[start of STORED ROWS]

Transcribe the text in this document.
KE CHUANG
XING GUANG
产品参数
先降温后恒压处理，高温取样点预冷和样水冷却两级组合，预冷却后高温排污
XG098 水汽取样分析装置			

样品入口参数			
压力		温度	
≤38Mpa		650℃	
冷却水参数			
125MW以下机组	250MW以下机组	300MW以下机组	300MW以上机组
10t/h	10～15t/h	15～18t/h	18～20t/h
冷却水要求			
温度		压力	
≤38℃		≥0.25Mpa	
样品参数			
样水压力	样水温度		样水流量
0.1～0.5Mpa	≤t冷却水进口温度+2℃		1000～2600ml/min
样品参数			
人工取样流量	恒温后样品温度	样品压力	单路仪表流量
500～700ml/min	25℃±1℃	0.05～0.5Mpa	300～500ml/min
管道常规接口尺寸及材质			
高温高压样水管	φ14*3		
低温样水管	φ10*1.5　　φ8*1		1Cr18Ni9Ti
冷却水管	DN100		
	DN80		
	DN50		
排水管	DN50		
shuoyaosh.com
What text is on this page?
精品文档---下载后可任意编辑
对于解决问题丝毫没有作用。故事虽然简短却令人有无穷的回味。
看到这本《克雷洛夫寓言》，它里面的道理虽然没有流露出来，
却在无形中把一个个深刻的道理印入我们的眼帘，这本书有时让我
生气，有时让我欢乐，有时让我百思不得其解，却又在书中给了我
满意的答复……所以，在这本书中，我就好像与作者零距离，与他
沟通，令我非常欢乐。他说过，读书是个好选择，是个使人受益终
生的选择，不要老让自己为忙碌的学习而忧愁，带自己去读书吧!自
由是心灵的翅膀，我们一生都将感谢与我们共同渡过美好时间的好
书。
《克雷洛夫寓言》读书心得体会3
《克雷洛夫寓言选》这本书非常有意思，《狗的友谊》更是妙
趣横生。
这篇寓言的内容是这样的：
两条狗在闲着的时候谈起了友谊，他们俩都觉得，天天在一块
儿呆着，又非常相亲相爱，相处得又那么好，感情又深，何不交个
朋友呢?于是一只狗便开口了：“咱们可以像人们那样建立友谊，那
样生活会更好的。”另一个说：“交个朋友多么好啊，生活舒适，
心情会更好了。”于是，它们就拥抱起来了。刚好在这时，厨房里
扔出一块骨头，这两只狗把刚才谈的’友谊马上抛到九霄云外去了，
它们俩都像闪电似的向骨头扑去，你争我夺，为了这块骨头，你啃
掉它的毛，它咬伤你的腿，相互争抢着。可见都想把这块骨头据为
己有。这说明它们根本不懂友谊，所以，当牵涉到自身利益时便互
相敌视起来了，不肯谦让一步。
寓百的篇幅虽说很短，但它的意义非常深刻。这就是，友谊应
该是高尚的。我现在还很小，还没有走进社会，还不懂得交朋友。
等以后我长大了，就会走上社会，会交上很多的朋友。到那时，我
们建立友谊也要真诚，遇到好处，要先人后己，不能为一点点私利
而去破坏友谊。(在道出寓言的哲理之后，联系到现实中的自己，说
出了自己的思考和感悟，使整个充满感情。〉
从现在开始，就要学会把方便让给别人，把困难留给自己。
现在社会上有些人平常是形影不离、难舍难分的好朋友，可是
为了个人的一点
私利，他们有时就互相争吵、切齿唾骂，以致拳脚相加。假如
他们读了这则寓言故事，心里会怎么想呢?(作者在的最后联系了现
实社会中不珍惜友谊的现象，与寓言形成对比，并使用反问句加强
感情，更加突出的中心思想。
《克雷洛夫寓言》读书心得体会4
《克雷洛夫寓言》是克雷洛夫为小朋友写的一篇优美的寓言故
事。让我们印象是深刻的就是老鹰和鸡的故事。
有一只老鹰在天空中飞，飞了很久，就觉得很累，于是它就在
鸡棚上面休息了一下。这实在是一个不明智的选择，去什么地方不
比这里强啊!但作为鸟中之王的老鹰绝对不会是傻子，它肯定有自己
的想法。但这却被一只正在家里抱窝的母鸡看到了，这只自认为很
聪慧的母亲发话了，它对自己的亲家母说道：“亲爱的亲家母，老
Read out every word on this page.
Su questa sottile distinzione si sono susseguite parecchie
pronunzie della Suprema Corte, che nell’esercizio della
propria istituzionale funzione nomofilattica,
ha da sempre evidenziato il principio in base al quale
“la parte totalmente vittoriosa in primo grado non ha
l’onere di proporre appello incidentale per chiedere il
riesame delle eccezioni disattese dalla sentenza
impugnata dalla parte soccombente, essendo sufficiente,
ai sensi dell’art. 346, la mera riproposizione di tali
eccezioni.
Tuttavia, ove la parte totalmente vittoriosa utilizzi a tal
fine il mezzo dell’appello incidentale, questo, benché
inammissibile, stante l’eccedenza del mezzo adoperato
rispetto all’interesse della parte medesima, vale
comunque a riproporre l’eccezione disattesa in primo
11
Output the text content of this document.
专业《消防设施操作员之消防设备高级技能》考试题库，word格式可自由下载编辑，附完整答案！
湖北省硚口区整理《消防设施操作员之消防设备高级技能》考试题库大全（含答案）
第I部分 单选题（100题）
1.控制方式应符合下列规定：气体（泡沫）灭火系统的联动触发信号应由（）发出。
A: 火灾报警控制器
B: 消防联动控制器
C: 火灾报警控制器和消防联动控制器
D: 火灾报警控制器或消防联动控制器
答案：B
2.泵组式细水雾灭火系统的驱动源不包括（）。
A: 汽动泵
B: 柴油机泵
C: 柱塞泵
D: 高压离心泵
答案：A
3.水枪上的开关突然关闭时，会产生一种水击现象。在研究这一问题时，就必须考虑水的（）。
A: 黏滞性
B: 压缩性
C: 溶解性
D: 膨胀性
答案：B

[end of STORED ROWS]

→ REQUIRED WORK
Return precisely the lines of the records, starting with the line that holds "Output the text content of this document." and ending with the last one.

→ WRITTEN SOLUTION
Output the text content of this document.
专业《消防设施操作员之消防设备高级技能》考试题库，word格式可自由下载编辑，附完整答案！
湖北省硚口区整理《消防设施操作员之消防设备高级技能》考试题库大全（含答案）
第I部分 单选题（100题）
1.控制方式应符合下列规定：气体（泡沫）灭火系统的联动触发信号应由（）发出。
A: 火灾报警控制器
B: 消防联动控制器
C: 火灾报警控制器和消防联动控制器
D: 火灾报警控制器或消防联动控制器
答案：B
2.泵组式细水雾灭火系统的驱动源不包括（）。
A: 汽动泵
B: 柴油机泵
C: 柱塞泵
D: 高压离心泵
答案：A
3.水枪上的开关突然关闭时，会产生一种水击现象。在研究这一问题时，就必须考虑水的（）。
A: 黏滞性
B: 压缩性
C: 溶解性
D: 膨胀性
答案：B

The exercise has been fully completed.